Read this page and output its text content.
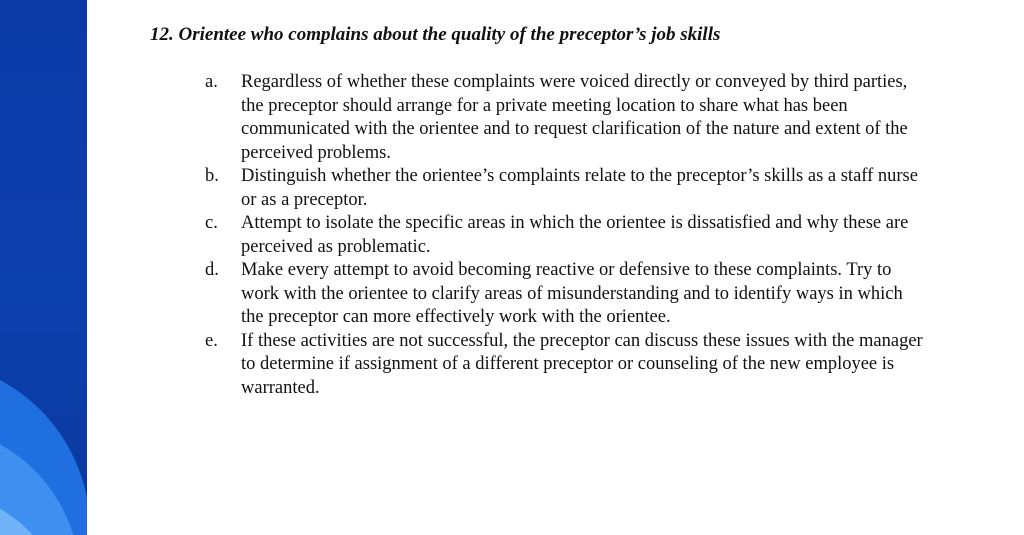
12. Orientee who complains about the quality of the preceptor’s job skills
a.	Regardless of whether these complaints were voiced directly or conveyed by third parties, the preceptor should arrange for a private meeting location to share what has been communicated with the orientee and to request clarification of the nature and extent of the perceived problems.
b.	Distinguish whether the orientee’s complaints relate to the preceptor’s skills as a staff nurse or as a preceptor.
c.	Attempt to isolate the specific areas in which the orientee is dissatisfied and why these are perceived as problematic.
d.	Make every attempt to avoid becoming reactive or defensive to these complaints. Try to work with the orientee to clarify areas of misunderstanding and to identify ways in which the preceptor can more effectively work with the orientee.
e.	If these activities are not successful, the preceptor can discuss these issues with the manager to determine if assignment of a different preceptor or counseling of the new employee is warranted.
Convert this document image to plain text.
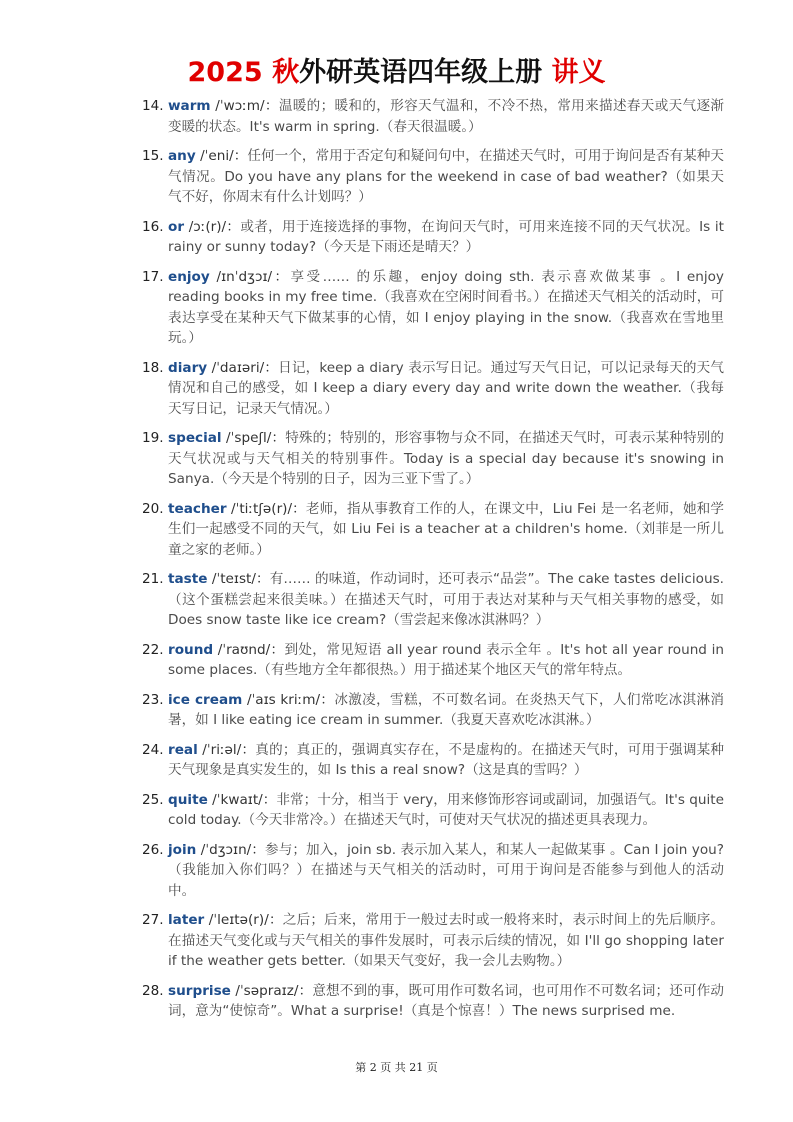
2025 秋外研英语四年级上册 讲义
14. warm /ˈwɔːm/：温暖的；暖和的，形容天气温和，不冷不热，常用来描述春天或天气逐渐变暖的状态。It's warm in spring.（春天很温暖。）
15. any /ˈeni/：任何一个，常用于否定句和疑问句中，在描述天气时，可用于询问是否有某种天气情况。Do you have any plans for the weekend in case of bad weather?（如果天气不好，你周末有什么计划吗？）
16. or /ɔː(r)/：或者，用于连接选择的事物，在询问天气时，可用来连接不同的天气状况。Is it rainy or sunny today?（今天是下雨还是晴天？）
17. enjoy /ɪnˈdʒɔɪ/：享受…… 的乐趣，enjoy doing sth. 表示喜欢做某事 。I enjoy reading books in my free time.（我喜欢在空闲时间看书。）在描述天气相关的活动时，可表达享受在某种天气下做某事的心情，如 I enjoy playing in the snow.（我喜欢在雪地里玩。）
18. diary /ˈdaɪəri/：日记，keep a diary 表示写日记。通过写天气日记，可以记录每天的天气情况和自己的感受，如 I keep a diary every day and write down the weather.（我每天写日记，记录天气情况。）
19. special /ˈspeʃl/：特殊的；特别的，形容事物与众不同，在描述天气时，可表示某种特别的天气状况或与天气相关的特别事件。Today is a special day because it's snowing in Sanya.（今天是个特别的日子，因为三亚下雪了。）
20. teacher /ˈtiːtʃə(r)/：老师，指从事教育工作的人，在课文中，Liu Fei 是一名老师，她和学生们一起感受不同的天气，如 Liu Fei is a teacher at a children's home.（刘菲是一所儿童之家的老师。）
21. taste /ˈteɪst/：有…… 的味道，作动词时，还可表示“品尝”。The cake tastes delicious.（这个蛋糕尝起来很美味。）在描述天气时，可用于表达对某种与天气相关事物的感受，如 Does snow taste like ice cream?（雪尝起来像冰淇淋吗？）
22. round /ˈraʊnd/：到处，常见短语 all year round 表示全年 。It's hot all year round in some places.（有些地方全年都很热。）用于描述某个地区天气的常年特点。
23. ice cream /ˈaɪs kriːm/：冰激凌，雪糕，不可数名词。在炎热天气下，人们常吃冰淇淋消暑，如 I like eating ice cream in summer.（我夏天喜欢吃冰淇淋。）
24. real /ˈriːəl/：真的；真正的，强调真实存在，不是虚构的。在描述天气时，可用于强调某种天气现象是真实发生的，如 Is this a real snow?（这是真的雪吗？）
25. quite /ˈkwaɪt/：非常；十分，相当于 very，用来修饰形容词或副词，加强语气。It's quite cold today.（今天非常冷。）在描述天气时，可使对天气状况的描述更具表现力。
26. join /ˈdʒɔɪn/：参与；加入，join sb. 表示加入某人，和某人一起做某事 。Can I join you?（我能加入你们吗？）在描述与天气相关的活动时，可用于询问是否能参与到他人的活动中。
27. later /ˈleɪtə(r)/：之后；后来，常用于一般过去时或一般将来时，表示时间上的先后顺序。在描述天气变化或与天气相关的事件发展时，可表示后续的情况，如 I'll go shopping later if the weather gets better.（如果天气变好，我一会儿去购物。）
28. surprise /ˈsəpraɪz/：意想不到的事，既可用作可数名词，也可用作不可数名词；还可作动词，意为“使惊奇”。What a surprise!（真是个惊喜！）The news surprised me.
第 2 页 共 21 页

TASK STATEMENT: Are you able to set down all the lines above exactly, without any pictures?

EXERCISE SOLUTION:
Read this page and output its text content.
12. Orientee who complains about the quality of the preceptor’s job skills
a.	Regardless of whether these complaints were voiced directly or conveyed by third parties, the preceptor should arrange for a private meeting location to share what has been communicated with the orientee and to request clarification of the nature and extent of the perceived problems.
b.	Distinguish whether the orientee’s complaints relate to the preceptor’s skills as a staff nurse or as a preceptor.
c.	Attempt to isolate the specific areas in which the orientee is dissatisfied and why these are perceived as problematic.
d.	Make every attempt to avoid becoming reactive or defensive to these complaints. Try to work with the orientee to clarify areas of misunderstanding and to identify ways in which the preceptor can more effectively work with the orientee.
e.	If these activities are not successful, the preceptor can discuss these issues with the manager to determine if assignment of a different preceptor or counseling of the new employee is warranted.
Convert this document image to plain text.
2025 秋外研英语四年级上册 讲义
14. warm /ˈwɔːm/：温暖的；暖和的，形容天气温和，不冷不热，常用来描述春天或天气逐渐变暖的状态。It's warm in spring.（春天很温暖。）
15. any /ˈeni/：任何一个，常用于否定句和疑问句中，在描述天气时，可用于询问是否有某种天气情况。Do you have any plans for the weekend in case of bad weather?（如果天气不好，你周末有什么计划吗？）
16. or /ɔː(r)/：或者，用于连接选择的事物，在询问天气时，可用来连接不同的天气状况。Is it rainy or sunny today?（今天是下雨还是晴天？）
17. enjoy /ɪnˈdʒɔɪ/：享受…… 的乐趣，enjoy doing sth. 表示喜欢做某事 。I enjoy reading books in my free time.（我喜欢在空闲时间看书。）在描述天气相关的活动时，可表达享受在某种天气下做某事的心情，如 I enjoy playing in the snow.（我喜欢在雪地里玩。）
18. diary /ˈdaɪəri/：日记，keep a diary 表示写日记。通过写天气日记，可以记录每天的天气情况和自己的感受，如 I keep a diary every day and write down the weather.（我每天写日记，记录天气情况。）
19. special /ˈspeʃl/：特殊的；特别的，形容事物与众不同，在描述天气时，可表示某种特别的天气状况或与天气相关的特别事件。Today is a special day because it's snowing in Sanya.（今天是个特别的日子，因为三亚下雪了。）
20. teacher /ˈtiːtʃə(r)/：老师，指从事教育工作的人，在课文中，Liu Fei 是一名老师，她和学生们一起感受不同的天气，如 Liu Fei is a teacher at a children's home.（刘菲是一所儿童之家的老师。）
21. taste /ˈteɪst/：有…… 的味道，作动词时，还可表示“品尝”。The cake tastes delicious.（这个蛋糕尝起来很美味。）在描述天气时，可用于表达对某种与天气相关事物的感受，如 Does snow taste like ice cream?（雪尝起来像冰淇淋吗？）
22. round /ˈraʊnd/：到处，常见短语 all year round 表示全年 。It's hot all year round in some places.（有些地方全年都很热。）用于描述某个地区天气的常年特点。
23. ice cream /ˈaɪs kriːm/：冰激凌，雪糕，不可数名词。在炎热天气下，人们常吃冰淇淋消暑，如 I like eating ice cream in summer.（我夏天喜欢吃冰淇淋。）
24. real /ˈriːəl/：真的；真正的，强调真实存在，不是虚构的。在描述天气时，可用于强调某种天气现象是真实发生的，如 Is this a real snow?（这是真的雪吗？）
25. quite /ˈkwaɪt/：非常；十分，相当于 very，用来修饰形容词或副词，加强语气。It's quite cold today.（今天非常冷。）在描述天气时，可使对天气状况的描述更具表现力。
26. join /ˈdʒɔɪn/：参与；加入，join sb. 表示加入某人，和某人一起做某事 。Can I join you?（我能加入你们吗？）在描述与天气相关的活动时，可用于询问是否能参与到他人的活动中。
27. later /ˈleɪtə(r)/：之后；后来，常用于一般过去时或一般将来时，表示时间上的先后顺序。在描述天气变化或与天气相关的事件发展时，可表示后续的情况，如 I'll go shopping later if the weather gets better.（如果天气变好，我一会儿去购物。）
28. surprise /ˈsəpraɪz/：意想不到的事，既可用作可数名词，也可用作不可数名词；还可作动词，意为“使惊奇”。What a surprise!（真是个惊喜！）The news surprised me.
第 2 页 共 21 页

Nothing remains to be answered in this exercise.